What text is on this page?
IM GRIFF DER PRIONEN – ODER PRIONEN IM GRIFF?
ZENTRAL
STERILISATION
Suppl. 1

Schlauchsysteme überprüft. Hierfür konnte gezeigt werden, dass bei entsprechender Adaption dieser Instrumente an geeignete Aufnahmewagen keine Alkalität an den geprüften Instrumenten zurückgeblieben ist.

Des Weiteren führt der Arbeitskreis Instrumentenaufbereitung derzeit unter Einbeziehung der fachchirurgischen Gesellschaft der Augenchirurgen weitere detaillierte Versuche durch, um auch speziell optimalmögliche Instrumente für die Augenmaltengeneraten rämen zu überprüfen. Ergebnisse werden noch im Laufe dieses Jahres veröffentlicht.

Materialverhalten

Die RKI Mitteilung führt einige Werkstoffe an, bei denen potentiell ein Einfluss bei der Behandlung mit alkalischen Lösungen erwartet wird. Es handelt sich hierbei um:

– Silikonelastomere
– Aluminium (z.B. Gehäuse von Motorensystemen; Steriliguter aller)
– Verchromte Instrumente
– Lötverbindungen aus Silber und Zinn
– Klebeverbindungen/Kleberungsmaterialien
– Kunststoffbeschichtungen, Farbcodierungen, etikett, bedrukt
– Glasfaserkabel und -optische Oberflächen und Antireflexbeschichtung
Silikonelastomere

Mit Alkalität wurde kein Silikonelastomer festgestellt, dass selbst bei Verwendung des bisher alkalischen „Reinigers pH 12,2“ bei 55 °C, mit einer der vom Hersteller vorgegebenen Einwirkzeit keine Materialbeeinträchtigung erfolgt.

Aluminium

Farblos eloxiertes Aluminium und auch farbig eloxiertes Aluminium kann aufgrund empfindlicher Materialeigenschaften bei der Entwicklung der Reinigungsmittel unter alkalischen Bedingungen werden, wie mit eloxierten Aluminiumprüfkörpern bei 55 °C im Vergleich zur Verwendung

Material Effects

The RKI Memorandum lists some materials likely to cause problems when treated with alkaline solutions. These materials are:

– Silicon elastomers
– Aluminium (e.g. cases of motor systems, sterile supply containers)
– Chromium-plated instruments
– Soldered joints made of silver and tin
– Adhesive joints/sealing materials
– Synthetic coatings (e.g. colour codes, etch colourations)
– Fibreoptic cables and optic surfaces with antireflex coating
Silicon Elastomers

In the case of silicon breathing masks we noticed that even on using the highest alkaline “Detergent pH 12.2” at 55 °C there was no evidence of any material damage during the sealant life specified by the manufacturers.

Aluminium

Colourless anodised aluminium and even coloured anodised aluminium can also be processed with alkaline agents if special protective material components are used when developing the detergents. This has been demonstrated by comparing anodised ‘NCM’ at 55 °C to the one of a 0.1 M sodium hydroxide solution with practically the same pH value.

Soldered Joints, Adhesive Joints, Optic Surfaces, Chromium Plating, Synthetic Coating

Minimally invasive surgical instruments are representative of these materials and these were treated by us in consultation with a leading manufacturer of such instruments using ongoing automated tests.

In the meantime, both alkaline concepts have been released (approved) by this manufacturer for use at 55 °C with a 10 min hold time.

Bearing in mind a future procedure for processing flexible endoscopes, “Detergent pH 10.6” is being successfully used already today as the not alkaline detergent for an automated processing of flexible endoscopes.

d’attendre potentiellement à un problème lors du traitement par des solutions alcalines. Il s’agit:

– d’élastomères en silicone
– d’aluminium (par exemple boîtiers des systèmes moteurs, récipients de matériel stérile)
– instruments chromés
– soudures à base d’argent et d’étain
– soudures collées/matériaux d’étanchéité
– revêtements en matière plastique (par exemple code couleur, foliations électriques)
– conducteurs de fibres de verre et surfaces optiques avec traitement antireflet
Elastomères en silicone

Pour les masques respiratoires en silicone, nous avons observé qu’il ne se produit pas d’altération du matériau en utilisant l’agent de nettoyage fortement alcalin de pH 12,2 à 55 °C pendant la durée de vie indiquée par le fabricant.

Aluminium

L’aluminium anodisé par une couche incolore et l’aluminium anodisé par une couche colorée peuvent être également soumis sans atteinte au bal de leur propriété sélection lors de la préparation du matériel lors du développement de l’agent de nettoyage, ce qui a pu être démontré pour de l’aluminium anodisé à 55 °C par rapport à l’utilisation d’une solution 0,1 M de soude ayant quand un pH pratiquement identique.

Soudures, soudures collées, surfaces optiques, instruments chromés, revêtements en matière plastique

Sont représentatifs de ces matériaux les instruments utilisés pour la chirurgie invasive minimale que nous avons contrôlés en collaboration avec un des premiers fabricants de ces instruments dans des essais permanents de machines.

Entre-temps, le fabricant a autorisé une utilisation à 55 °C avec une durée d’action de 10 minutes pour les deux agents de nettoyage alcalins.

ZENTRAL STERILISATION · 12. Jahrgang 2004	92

***

:: Written request ::
Return each entry from above without altering a single character.

:: Completed exercise ::
What text is on this page?
IM GRIFF DER PRIONEN – ODER PRIONEN IM GRIFF?
ZENTRAL
STERILISATION
Suppl. 1

Schlauchsysteme überprüft. Hierfür konnte gezeigt werden, dass bei entsprechender Adaption dieser Instrumente an geeignete Aufnahmewagen keine Alkalität an den geprüften Instrumenten zurückgeblieben ist.

Des Weiteren führt der Arbeitskreis Instrumentenaufbereitung derzeit unter Einbeziehung der fachchirurgischen Gesellschaft der Augenchirurgen weitere detaillierte Versuche durch, um auch speziell optimalmögliche Instrumente für die Augenmaltengeneraten rämen zu überprüfen. Ergebnisse werden noch im Laufe dieses Jahres veröffentlicht.

Materialverhalten

Die RKI Mitteilung führt einige Werkstoffe an, bei denen potentiell ein Einfluss bei der Behandlung mit alkalischen Lösungen erwartet wird. Es handelt sich hierbei um:

– Silikonelastomere
– Aluminium (z.B. Gehäuse von Motorensystemen; Steriliguter aller)
– Verchromte Instrumente
– Lötverbindungen aus Silber und Zinn
– Klebeverbindungen/Kleberungsmaterialien
– Kunststoffbeschichtungen, Farbcodierungen, etikett, bedrukt
– Glasfaserkabel und -optische Oberflächen und Antireflexbeschichtung
Silikonelastomere

Mit Alkalität wurde kein Silikonelastomer festgestellt, dass selbst bei Verwendung des bisher alkalischen „Reinigers pH 12,2“ bei 55 °C, mit einer der vom Hersteller vorgegebenen Einwirkzeit keine Materialbeeinträchtigung erfolgt.

Aluminium

Farblos eloxiertes Aluminium und auch farbig eloxiertes Aluminium kann aufgrund empfindlicher Materialeigenschaften bei der Entwicklung der Reinigungsmittel unter alkalischen Bedingungen werden, wie mit eloxierten Aluminiumprüfkörpern bei 55 °C im Vergleich zur Verwendung

Material Effects

The RKI Memorandum lists some materials likely to cause problems when treated with alkaline solutions. These materials are:

– Silicon elastomers
– Aluminium (e.g. cases of motor systems, sterile supply containers)
– Chromium-plated instruments
– Soldered joints made of silver and tin
– Adhesive joints/sealing materials
– Synthetic coatings (e.g. colour codes, etch colourations)
– Fibreoptic cables and optic surfaces with antireflex coating
Silicon Elastomers

In the case of silicon breathing masks we noticed that even on using the highest alkaline “Detergent pH 12.2” at 55 °C there was no evidence of any material damage during the sealant life specified by the manufacturers.

Aluminium

Colourless anodised aluminium and even coloured anodised aluminium can also be processed with alkaline agents if special protective material components are used when developing the detergents. This has been demonstrated by comparing anodised ‘NCM’ at 55 °C to the one of a 0.1 M sodium hydroxide solution with practically the same pH value.

Soldered Joints, Adhesive Joints, Optic Surfaces, Chromium Plating, Synthetic Coating

Minimally invasive surgical instruments are representative of these materials and these were treated by us in consultation with a leading manufacturer of such instruments using ongoing automated tests.

In the meantime, both alkaline concepts have been released (approved) by this manufacturer for use at 55 °C with a 10 min hold time.

Bearing in mind a future procedure for processing flexible endoscopes, “Detergent pH 10.6” is being successfully used already today as the not alkaline detergent for an automated processing of flexible endoscopes.

d’attendre potentiellement à un problème lors du traitement par des solutions alcalines. Il s’agit:

– d’élastomères en silicone
– d’aluminium (par exemple boîtiers des systèmes moteurs, récipients de matériel stérile)
– instruments chromés
– soudures à base d’argent et d’étain
– soudures collées/matériaux d’étanchéité
– revêtements en matière plastique (par exemple code couleur, foliations électriques)
– conducteurs de fibres de verre et surfaces optiques avec traitement antireflet
Elastomères en silicone

Pour les masques respiratoires en silicone, nous avons observé qu’il ne se produit pas d’altération du matériau en utilisant l’agent de nettoyage fortement alcalin de pH 12,2 à 55 °C pendant la durée de vie indiquée par le fabricant.

Aluminium

L’aluminium anodisé par une couche incolore et l’aluminium anodisé par une couche colorée peuvent être également soumis sans atteinte au bal de leur propriété sélection lors de la préparation du matériel lors du développement de l’agent de nettoyage, ce qui a pu être démontré pour de l’aluminium anodisé à 55 °C par rapport à l’utilisation d’une solution 0,1 M de soude ayant quand un pH pratiquement identique.

Soudures, soudures collées, surfaces optiques, instruments chromés, revêtements en matière plastique

Sont représentatifs de ces matériaux les instruments utilisés pour la chirurgie invasive minimale que nous avons contrôlés en collaboration avec un des premiers fabricants de ces instruments dans des essais permanents de machines.

Entre-temps, le fabricant a autorisé une utilisation à 55 °C avec une durée d’action de 10 minutes pour les deux agents de nettoyage alcalins.

ZENTRAL STERILISATION · 12. Jahrgang 2004	92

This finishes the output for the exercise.